Canola Oil – Canola oil is obtained by extracting the oil from rapeseeds. It cannot contain more than 3% impurities. The oil provides the animal with calories needed for energy and the essential fatty acids alpha-linoleic acid and alpha-linolenic acid necessary for a healthy coat.

Carrots — Carrots are an excellent source of fiber and minerals. Also a good natural source of beta carotene, an antioxidant essential for neutralizing free radicals.

Chicken – Chicken is the clean combination of skin and flesh derived from whole RAW chickens. It is an excellent source of high quality protein and fatty acids. It contains up to 70% moisture, which will affect its true placement on an ingredient list after cooking. Some times refereed to as “real chicken” (who uses fake chicken??)

Chicken Fat – Chicken fat is used to coat our foods after cooking as a highly palatable natural flavor that helps achieve the proper fatty acid profile necessary for healthy skin and coat. It is especially good for cats, because it contains arachidonic acid, a fatty acid they cannot produce on their own.
....
Can you pick up the pet food ingredient glossary after its entry on chicken fat and continue it?

Structured page-parsing data:
....
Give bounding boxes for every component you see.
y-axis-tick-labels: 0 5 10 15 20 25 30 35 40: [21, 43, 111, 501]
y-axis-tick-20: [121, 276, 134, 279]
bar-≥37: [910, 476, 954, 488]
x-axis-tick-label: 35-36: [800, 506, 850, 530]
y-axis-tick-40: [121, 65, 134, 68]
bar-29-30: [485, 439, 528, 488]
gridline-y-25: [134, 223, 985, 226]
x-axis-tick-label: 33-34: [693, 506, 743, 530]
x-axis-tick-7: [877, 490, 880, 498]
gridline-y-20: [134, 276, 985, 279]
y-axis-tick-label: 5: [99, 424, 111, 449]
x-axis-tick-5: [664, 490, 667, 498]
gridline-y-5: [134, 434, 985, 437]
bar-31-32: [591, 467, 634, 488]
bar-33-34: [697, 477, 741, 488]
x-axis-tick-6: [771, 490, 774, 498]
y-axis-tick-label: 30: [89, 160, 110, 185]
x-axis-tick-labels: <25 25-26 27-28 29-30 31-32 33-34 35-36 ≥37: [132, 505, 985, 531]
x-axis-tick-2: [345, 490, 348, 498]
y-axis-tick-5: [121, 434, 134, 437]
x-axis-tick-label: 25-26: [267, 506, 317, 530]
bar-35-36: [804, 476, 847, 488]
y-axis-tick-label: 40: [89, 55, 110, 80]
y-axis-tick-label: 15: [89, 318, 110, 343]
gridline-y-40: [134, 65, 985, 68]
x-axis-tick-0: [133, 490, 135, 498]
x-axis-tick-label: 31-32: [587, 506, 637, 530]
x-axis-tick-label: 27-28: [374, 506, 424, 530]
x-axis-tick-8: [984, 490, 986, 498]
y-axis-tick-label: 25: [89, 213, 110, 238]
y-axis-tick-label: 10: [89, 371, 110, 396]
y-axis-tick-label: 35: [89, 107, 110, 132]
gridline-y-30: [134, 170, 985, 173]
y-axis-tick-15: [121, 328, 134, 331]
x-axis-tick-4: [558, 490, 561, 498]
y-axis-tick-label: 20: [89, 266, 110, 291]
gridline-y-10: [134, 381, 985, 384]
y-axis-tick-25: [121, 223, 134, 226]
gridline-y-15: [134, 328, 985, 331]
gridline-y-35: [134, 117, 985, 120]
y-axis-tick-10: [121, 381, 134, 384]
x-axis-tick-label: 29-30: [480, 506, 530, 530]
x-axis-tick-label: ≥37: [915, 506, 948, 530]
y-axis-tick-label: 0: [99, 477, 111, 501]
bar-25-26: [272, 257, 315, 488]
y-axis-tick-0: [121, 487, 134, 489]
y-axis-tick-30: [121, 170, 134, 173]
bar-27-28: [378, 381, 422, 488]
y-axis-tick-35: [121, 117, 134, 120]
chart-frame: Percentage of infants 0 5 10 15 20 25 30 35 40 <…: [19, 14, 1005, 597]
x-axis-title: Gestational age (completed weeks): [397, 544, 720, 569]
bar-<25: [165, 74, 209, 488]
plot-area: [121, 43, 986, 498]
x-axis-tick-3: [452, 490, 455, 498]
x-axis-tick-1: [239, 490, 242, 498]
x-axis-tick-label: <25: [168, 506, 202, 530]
....
TASK RESULT:
Chicken Liver – Chicken Liver, as the name implies, is liver specifically from chicken. It is an excellent source of high quality protein and a rich source of Vitamins A, D and virtually all of the B vitamins.

Chicken Meal – Chicken is the clean combination of skin and flesh derived from whole RAW chickens that is then cooked. All of the fat and water are released, creating a concentrated, highly-digestible protein and fat source.

Choline Chloride – Is a source of the nutrient Choline. Choline is necessary for a number of important functions including energy metabolism and proper nervous tissue function.

Chondroitin Sulfate – ChondroitinSulfate is part of a large protein molecule which gives cartilage it elasticity. It is believed to be helpful in maintaining cartilage in the animal.

Copper Proteinate/Copper Sulfate – Two compounds which are used as a source of copper. The copper from copper proteinate is highly available while the copper from copper sulfate is less so. A trace mineral found in all body tissues. It works in respiration, synthesis of hemoglobin and production of collagen. It is also an antioxidant and helps prevent oxidation of fatty acids.

Cranberries – We add cranberries to our food as an excellent source of Vitamin C and unique natural source of tannins (astringents found in plants) that help prevent harmful bacteria from thriving in the urinary tract.

Dried Egg Product – Dried, whole, cooked eggs (minus shells) are often added to pet foods to increase the protein biological value. Raw egg whites contain avidin which binds to biotin (B Vitamin) to make it unavailable to the pet. Therefore, it is not recommended to feed pets raw eggs.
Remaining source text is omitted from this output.